◆ Set exercise ◆
Go through the records and extract every line with the word "name".

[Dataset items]
---------------

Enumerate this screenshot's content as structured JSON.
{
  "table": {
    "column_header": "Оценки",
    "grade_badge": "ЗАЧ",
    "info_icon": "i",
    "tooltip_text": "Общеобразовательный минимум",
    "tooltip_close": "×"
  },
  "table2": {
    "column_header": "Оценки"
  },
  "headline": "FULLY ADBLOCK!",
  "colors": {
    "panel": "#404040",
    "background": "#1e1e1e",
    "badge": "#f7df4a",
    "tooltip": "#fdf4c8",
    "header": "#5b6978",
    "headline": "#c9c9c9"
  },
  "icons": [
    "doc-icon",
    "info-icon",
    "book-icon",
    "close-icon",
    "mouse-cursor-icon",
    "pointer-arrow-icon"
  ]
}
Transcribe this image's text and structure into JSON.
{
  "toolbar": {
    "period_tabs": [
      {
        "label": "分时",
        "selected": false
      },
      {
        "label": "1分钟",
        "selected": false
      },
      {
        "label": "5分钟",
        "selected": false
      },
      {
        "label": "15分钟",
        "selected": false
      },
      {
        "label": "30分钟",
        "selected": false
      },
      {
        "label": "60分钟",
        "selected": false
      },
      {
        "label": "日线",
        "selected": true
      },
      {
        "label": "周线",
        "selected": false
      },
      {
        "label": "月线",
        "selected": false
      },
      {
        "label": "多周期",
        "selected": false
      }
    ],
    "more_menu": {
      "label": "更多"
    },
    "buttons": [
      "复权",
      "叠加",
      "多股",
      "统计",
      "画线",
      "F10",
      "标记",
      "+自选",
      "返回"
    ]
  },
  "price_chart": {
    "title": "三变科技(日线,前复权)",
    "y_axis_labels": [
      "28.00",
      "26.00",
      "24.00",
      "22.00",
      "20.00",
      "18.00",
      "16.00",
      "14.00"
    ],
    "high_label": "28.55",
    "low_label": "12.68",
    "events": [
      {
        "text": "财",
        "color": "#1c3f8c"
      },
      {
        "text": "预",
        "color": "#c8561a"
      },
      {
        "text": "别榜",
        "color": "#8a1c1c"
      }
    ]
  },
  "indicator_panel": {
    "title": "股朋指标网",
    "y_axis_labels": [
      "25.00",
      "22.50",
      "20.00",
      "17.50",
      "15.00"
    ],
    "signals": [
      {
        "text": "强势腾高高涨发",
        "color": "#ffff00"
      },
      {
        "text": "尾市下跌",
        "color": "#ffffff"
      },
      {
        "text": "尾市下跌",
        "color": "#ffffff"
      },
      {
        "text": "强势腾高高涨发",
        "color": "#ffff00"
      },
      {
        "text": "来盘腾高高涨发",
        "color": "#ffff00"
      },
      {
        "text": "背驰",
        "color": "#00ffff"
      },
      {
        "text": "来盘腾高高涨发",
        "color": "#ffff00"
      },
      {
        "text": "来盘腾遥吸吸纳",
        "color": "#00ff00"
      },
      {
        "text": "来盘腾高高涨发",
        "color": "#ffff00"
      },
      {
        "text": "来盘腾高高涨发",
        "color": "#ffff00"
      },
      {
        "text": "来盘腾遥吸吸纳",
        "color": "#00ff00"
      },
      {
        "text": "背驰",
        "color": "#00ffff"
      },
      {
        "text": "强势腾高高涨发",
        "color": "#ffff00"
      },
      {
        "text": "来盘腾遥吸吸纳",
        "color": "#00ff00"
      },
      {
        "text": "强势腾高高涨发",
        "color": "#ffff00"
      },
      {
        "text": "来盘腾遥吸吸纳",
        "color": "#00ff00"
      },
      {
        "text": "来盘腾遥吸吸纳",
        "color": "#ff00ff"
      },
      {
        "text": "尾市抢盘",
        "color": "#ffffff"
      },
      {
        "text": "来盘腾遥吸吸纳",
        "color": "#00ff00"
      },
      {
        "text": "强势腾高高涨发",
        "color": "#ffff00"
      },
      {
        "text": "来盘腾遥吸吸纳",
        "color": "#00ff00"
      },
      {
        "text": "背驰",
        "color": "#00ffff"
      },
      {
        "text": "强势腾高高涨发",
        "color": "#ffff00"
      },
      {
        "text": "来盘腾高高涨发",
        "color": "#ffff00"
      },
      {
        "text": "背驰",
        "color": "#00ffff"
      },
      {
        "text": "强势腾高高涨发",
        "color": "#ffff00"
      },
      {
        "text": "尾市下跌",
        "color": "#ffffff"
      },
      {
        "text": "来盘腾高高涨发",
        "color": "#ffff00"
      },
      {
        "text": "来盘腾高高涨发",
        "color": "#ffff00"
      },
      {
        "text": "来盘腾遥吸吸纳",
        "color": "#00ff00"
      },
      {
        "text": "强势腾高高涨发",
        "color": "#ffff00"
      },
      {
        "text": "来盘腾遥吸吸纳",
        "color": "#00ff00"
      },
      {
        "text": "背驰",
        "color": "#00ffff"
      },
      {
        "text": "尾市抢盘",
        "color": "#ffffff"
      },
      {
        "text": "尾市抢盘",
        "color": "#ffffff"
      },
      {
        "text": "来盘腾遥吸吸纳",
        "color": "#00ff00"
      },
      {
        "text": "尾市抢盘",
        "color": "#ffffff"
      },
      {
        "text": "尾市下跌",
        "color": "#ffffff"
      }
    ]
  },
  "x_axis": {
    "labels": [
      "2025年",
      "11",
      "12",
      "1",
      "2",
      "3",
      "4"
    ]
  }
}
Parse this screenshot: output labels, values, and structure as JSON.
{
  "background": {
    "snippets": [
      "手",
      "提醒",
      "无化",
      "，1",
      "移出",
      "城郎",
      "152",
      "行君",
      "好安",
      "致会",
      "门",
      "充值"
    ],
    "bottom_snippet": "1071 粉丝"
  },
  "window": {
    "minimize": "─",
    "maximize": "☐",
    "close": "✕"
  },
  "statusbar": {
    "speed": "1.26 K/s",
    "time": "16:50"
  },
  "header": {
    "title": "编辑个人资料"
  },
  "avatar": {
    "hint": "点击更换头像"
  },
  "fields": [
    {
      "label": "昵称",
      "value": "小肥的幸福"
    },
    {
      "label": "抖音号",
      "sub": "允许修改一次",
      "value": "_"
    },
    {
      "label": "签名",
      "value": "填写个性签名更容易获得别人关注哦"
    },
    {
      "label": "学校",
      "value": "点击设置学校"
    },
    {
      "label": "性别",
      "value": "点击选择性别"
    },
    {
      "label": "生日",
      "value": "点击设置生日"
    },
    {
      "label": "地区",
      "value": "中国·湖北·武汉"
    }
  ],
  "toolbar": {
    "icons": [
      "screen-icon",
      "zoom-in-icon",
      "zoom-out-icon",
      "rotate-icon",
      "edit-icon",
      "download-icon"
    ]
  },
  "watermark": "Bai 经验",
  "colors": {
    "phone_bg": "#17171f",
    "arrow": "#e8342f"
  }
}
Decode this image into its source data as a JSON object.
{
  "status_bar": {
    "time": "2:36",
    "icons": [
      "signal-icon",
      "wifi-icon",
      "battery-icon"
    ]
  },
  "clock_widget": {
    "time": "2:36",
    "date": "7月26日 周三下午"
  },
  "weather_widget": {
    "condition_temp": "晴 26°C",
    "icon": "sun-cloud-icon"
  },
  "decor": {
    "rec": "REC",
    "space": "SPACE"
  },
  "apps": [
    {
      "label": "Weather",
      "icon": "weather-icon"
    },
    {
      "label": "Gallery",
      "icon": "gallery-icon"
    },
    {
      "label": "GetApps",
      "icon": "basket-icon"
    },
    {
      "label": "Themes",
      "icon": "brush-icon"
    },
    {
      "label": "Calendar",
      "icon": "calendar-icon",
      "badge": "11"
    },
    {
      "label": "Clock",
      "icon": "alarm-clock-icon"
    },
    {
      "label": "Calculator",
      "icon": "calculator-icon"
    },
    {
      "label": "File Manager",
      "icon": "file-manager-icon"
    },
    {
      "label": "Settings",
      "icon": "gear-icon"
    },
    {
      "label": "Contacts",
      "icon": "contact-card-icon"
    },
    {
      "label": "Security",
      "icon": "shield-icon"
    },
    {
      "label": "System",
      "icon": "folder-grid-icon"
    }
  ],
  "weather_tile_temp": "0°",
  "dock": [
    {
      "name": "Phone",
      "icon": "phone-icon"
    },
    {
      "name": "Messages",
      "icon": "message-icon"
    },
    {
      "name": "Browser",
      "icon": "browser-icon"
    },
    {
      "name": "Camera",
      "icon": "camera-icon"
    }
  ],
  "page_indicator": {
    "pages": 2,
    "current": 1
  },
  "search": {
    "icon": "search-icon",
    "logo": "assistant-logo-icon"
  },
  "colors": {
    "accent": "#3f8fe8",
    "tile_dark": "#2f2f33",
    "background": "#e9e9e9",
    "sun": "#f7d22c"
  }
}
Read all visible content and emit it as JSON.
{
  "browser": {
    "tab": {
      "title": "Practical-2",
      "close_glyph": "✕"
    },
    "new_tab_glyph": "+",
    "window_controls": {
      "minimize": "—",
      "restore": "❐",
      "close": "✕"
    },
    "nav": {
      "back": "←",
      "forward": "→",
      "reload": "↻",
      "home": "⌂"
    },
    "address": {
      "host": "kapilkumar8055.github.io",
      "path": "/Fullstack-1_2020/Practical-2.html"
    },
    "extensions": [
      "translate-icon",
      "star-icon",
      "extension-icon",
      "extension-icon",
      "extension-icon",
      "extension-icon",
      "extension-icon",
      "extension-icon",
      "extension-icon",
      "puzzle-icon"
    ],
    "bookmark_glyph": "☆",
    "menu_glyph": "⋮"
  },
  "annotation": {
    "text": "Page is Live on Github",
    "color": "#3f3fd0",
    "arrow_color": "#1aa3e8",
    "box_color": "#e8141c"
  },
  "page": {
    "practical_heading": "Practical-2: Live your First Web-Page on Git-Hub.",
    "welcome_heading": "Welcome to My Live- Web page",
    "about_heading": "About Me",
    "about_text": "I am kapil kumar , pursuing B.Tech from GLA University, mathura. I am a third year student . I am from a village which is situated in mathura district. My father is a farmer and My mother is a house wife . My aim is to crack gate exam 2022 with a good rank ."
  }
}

---------------

◆ Response for this exercise ◆
      "name": "Phone",
      "name": "Messages",
      "name": "Browser",
      "name": "Camera",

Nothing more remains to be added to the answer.